Directions for this task:
Print the entire listing. Each line must match the original exactly.

Stored records:
** begin **
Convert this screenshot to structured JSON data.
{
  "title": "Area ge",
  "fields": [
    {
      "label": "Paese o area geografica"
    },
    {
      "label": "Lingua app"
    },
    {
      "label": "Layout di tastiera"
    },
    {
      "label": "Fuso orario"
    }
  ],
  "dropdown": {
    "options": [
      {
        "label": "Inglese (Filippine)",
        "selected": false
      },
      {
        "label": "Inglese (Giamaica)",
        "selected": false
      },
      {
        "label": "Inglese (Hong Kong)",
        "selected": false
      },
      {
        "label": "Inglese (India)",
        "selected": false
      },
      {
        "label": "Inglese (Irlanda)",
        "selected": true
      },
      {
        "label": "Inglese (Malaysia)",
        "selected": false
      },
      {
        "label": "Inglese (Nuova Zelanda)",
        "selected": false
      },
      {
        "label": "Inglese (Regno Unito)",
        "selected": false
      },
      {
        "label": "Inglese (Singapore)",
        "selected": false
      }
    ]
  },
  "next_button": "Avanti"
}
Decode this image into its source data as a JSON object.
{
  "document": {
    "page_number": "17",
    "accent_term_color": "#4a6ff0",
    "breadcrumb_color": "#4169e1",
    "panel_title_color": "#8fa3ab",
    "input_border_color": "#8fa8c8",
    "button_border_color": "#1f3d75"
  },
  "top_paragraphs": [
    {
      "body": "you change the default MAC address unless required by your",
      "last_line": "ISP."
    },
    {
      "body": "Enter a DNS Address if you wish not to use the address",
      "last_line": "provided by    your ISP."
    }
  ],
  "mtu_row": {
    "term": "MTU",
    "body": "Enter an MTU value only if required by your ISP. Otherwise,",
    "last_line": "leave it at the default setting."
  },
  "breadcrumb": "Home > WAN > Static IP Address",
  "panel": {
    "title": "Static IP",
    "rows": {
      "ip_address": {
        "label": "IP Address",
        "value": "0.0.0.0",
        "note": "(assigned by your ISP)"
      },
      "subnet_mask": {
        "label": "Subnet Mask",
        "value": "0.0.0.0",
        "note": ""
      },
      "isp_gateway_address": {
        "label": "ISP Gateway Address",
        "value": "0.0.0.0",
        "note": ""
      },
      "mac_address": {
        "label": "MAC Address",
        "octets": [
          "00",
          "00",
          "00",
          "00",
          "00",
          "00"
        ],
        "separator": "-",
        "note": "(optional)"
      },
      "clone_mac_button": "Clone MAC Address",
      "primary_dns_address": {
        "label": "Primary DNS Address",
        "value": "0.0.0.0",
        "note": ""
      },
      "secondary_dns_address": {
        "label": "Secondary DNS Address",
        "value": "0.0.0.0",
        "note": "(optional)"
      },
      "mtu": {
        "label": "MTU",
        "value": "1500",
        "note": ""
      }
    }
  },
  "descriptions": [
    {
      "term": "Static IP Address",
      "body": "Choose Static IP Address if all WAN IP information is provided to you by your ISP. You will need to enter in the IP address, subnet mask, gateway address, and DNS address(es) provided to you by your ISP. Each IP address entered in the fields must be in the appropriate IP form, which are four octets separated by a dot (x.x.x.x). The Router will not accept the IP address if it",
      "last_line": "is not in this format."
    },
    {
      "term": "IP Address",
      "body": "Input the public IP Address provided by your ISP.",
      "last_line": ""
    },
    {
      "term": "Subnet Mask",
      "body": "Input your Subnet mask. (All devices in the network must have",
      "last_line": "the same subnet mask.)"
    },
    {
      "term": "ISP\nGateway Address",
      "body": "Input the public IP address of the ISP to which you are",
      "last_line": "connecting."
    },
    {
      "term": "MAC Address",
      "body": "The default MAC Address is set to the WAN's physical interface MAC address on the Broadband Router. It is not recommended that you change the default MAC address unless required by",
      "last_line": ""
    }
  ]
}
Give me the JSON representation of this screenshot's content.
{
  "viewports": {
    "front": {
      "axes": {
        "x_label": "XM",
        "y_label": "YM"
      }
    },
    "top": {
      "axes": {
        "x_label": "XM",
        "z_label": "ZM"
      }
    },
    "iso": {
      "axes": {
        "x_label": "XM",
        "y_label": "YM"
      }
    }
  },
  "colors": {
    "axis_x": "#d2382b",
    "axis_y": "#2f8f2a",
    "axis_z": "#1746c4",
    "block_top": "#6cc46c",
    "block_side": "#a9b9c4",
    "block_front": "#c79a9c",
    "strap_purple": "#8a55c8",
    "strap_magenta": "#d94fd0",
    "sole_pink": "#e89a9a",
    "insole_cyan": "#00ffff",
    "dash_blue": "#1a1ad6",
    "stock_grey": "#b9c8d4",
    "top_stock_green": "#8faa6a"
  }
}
** end **
Full solution:
Convert this screenshot to structured JSON data.
{
  "title": "Area ge",
  "fields": [
    {
      "label": "Paese o area geografica"
    },
    {
      "label": "Lingua app"
    },
    {
      "label": "Layout di tastiera"
    },
    {
      "label": "Fuso orario"
    }
  ],
  "dropdown": {
    "options": [
      {
        "label": "Inglese (Filippine)",
        "selected": false
      },
      {
        "label": "Inglese (Giamaica)",
        "selected": false
      },
      {
        "label": "Inglese (Hong Kong)",
        "selected": false
      },
      {
        "label": "Inglese (India)",
        "selected": false
      },
      {
        "label": "Inglese (Irlanda)",
        "selected": true
      },
      {
        "label": "Inglese (Malaysia)",
        "selected": false
      },
      {
        "label": "Inglese (Nuova Zelanda)",
        "selected": false
      },
      {
        "label": "Inglese (Regno Unito)",
        "selected": false
      },
      {
        "label": "Inglese (Singapore)",
        "selected": false
      }
    ]
  },
  "next_button": "Avanti"
}
Decode this image into its source data as a JSON object.
{
  "document": {
    "page_number": "17",
    "accent_term_color": "#4a6ff0",
    "breadcrumb_color": "#4169e1",
    "panel_title_color": "#8fa3ab",
    "input_border_color": "#8fa8c8",
    "button_border_color": "#1f3d75"
  },
  "top_paragraphs": [
    {
      "body": "you change the default MAC address unless required by your",
      "last_line": "ISP."
    },
    {
      "body": "Enter a DNS Address if you wish not to use the address",
      "last_line": "provided by    your ISP."
    }
  ],
  "mtu_row": {
    "term": "MTU",
    "body": "Enter an MTU value only if required by your ISP. Otherwise,",
    "last_line": "leave it at the default setting."
  },
  "breadcrumb": "Home > WAN > Static IP Address",
  "panel": {
    "title": "Static IP",
    "rows": {
      "ip_address": {
        "label": "IP Address",
        "value": "0.0.0.0",
        "note": "(assigned by your ISP)"
      },
      "subnet_mask": {
        "label": "Subnet Mask",
        "value": "0.0.0.0",
        "note": ""
      },
      "isp_gateway_address": {
        "label": "ISP Gateway Address",
        "value": "0.0.0.0",
        "note": ""
      },
      "mac_address": {
        "label": "MAC Address",
        "octets": [
          "00",
          "00",
          "00",
          "00",
          "00",
          "00"
        ],
        "separator": "-",
        "note": "(optional)"
      },
      "clone_mac_button": "Clone MAC Address",
      "primary_dns_address": {
        "label": "Primary DNS Address",
        "value": "0.0.0.0",
        "note": ""
      },
      "secondary_dns_address": {
        "label": "Secondary DNS Address",
        "value": "0.0.0.0",
        "note": "(optional)"
      },
      "mtu": {
        "label": "MTU",
        "value": "1500",
        "note": ""
      }
    }
  },
  "descriptions": [
    {
      "term": "Static IP Address",
      "body": "Choose Static IP Address if all WAN IP information is provided to you by your ISP. You will need to enter in the IP address, subnet mask, gateway address, and DNS address(es) provided to you by your ISP. Each IP address entered in the fields must be in the appropriate IP form, which are four octets separated by a dot (x.x.x.x). The Router will not accept the IP address if it",
      "last_line": "is not in this format."
    },
    {
      "term": "IP Address",
      "body": "Input the public IP Address provided by your ISP.",
      "last_line": ""
    },
    {
      "term": "Subnet Mask",
      "body": "Input your Subnet mask. (All devices in the network must have",
      "last_line": "the same subnet mask.)"
    },
    {
      "term": "ISP\nGateway Address",
      "body": "Input the public IP address of the ISP to which you are",
      "last_line": "connecting."
    },
    {
      "term": "MAC Address",
      "body": "The default MAC Address is set to the WAN's physical interface MAC address on the Broadband Router. It is not recommended that you change the default MAC address unless required by",
      "last_line": ""
    }
  ]
}
Give me the JSON representation of this screenshot's content.
{
  "viewports": {
    "front": {
      "axes": {
        "x_label": "XM",
        "y_label": "YM"
      }
    },
    "top": {
      "axes": {
        "x_label": "XM",
        "z_label": "ZM"
      }
    },
    "iso": {
      "axes": {
        "x_label": "XM",
        "y_label": "YM"
      }
    }
  },
  "colors": {
    "axis_x": "#d2382b",
    "axis_y": "#2f8f2a",
    "axis_z": "#1746c4",
    "block_top": "#6cc46c",
    "block_side": "#a9b9c4",
    "block_front": "#c79a9c",
    "strap_purple": "#8a55c8",
    "strap_magenta": "#d94fd0",
    "sole_pink": "#e89a9a",
    "insole_cyan": "#00ffff",
    "dash_blue": "#1a1ad6",
    "stock_grey": "#b9c8d4",
    "top_stock_green": "#8faa6a"
  }
}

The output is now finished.